%%

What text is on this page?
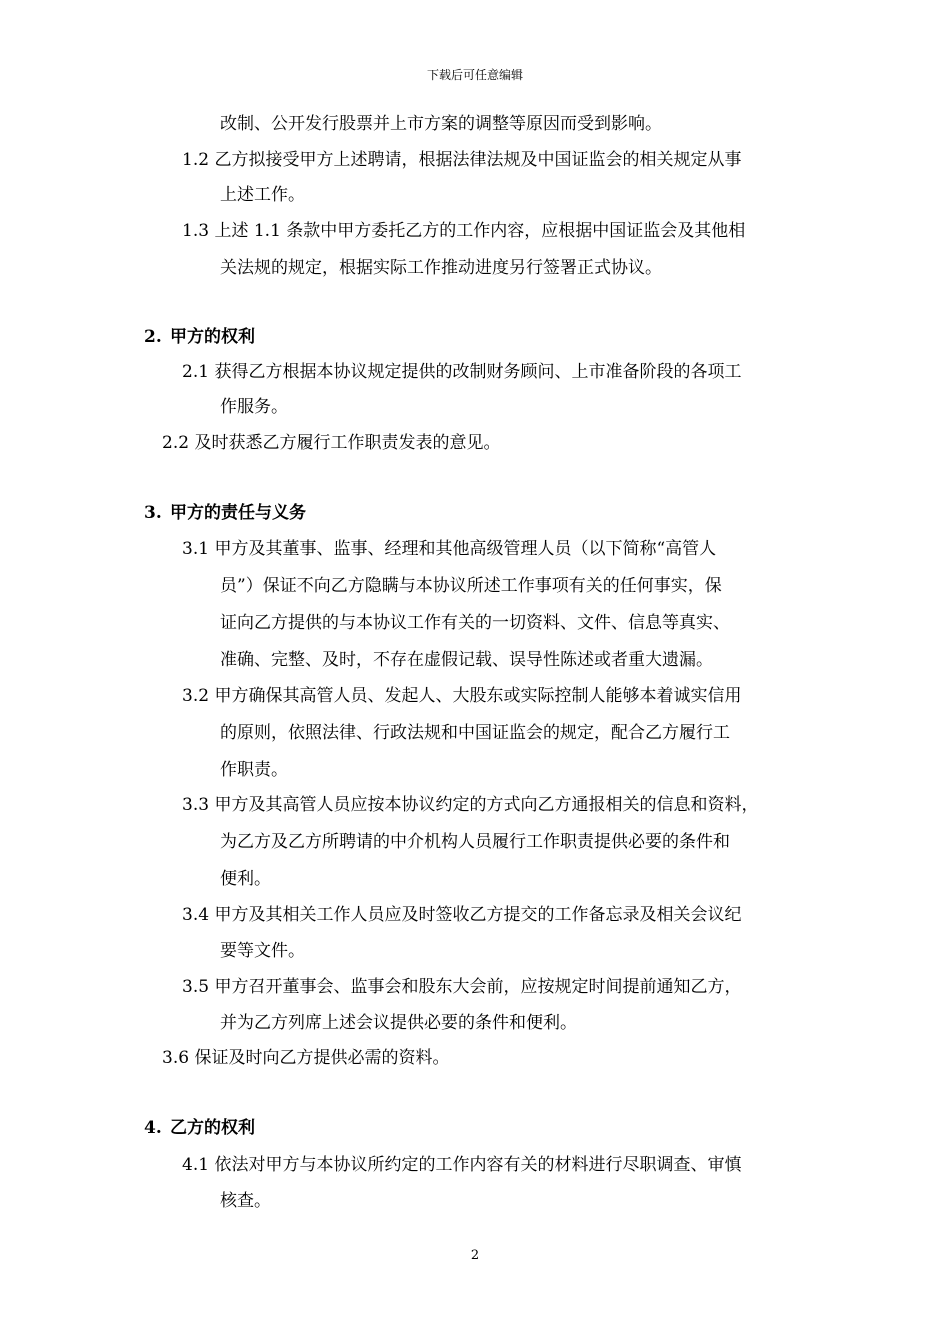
下载后可任意编辑
改制、公开发行股票并上市方案的调整等原因而受到影响。
1.2 乙方拟接受甲方上述聘请，根据法律法规及中国证监会的相关规定从事
上述工作。
1.3 上述 1.1 条款中甲方委托乙方的工作内容，应根据中国证监会及其他相
关法规的规定，根据实际工作推动进度另行签署正式协议。
2. 甲方的权利
2.1 获得乙方根据本协议规定提供的改制财务顾问、上市准备阶段的各项工
作服务。
2.2 及时获悉乙方履行工作职责发表的意见。
3. 甲方的责任与义务
3.1 甲方及其董事、监事、经理和其他高级管理人员（以下简称“高管人
员”）保证不向乙方隐瞒与本协议所述工作事项有关的任何事实，保
证向乙方提供的与本协议工作有关的一切资料、文件、信息等真实、
准确、完整、及时，不存在虚假记载、误导性陈述或者重大遗漏。
3.2 甲方确保其高管人员、发起人、大股东或实际控制人能够本着诚实信用
的原则，依照法律、行政法规和中国证监会的规定，配合乙方履行工
作职责。
3.3 甲方及其高管人员应按本协议约定的方式向乙方通报相关的信息和资料，
为乙方及乙方所聘请的中介机构人员履行工作职责提供必要的条件和
便利。
3.4 甲方及其相关工作人员应及时签收乙方提交的工作备忘录及相关会议纪
要等文件。
3.5 甲方召开董事会、监事会和股东大会前，应按规定时间提前通知乙方，
并为乙方列席上述会议提供必要的条件和便利。
3.6 保证及时向乙方提供必需的资料。
4. 乙方的权利
4.1 依法对甲方与本协议所约定的工作内容有关的材料进行尽职调查、审慎
核查。
2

%%

Task goal
Every line above should be repeated exactly; pictures stay out of the copy.

Expected answer
What text is on this page?
下载后可任意编辑
改制、公开发行股票并上市方案的调整等原因而受到影响。
1.2 乙方拟接受甲方上述聘请，根据法律法规及中国证监会的相关规定从事
上述工作。
1.3 上述 1.1 条款中甲方委托乙方的工作内容，应根据中国证监会及其他相
关法规的规定，根据实际工作推动进度另行签署正式协议。
2. 甲方的权利
2.1 获得乙方根据本协议规定提供的改制财务顾问、上市准备阶段的各项工
作服务。
2.2 及时获悉乙方履行工作职责发表的意见。
3. 甲方的责任与义务
3.1 甲方及其董事、监事、经理和其他高级管理人员（以下简称“高管人
员”）保证不向乙方隐瞒与本协议所述工作事项有关的任何事实，保
证向乙方提供的与本协议工作有关的一切资料、文件、信息等真实、
准确、完整、及时，不存在虚假记载、误导性陈述或者重大遗漏。
3.2 甲方确保其高管人员、发起人、大股东或实际控制人能够本着诚实信用
的原则，依照法律、行政法规和中国证监会的规定，配合乙方履行工
作职责。
3.3 甲方及其高管人员应按本协议约定的方式向乙方通报相关的信息和资料，
为乙方及乙方所聘请的中介机构人员履行工作职责提供必要的条件和
便利。
3.4 甲方及其相关工作人员应及时签收乙方提交的工作备忘录及相关会议纪
要等文件。
3.5 甲方召开董事会、监事会和股东大会前，应按规定时间提前通知乙方，
并为乙方列席上述会议提供必要的条件和便利。
3.6 保证及时向乙方提供必需的资料。
4. 乙方的权利
4.1 依法对甲方与本协议所约定的工作内容有关的材料进行尽职调查、审慎
核查。
2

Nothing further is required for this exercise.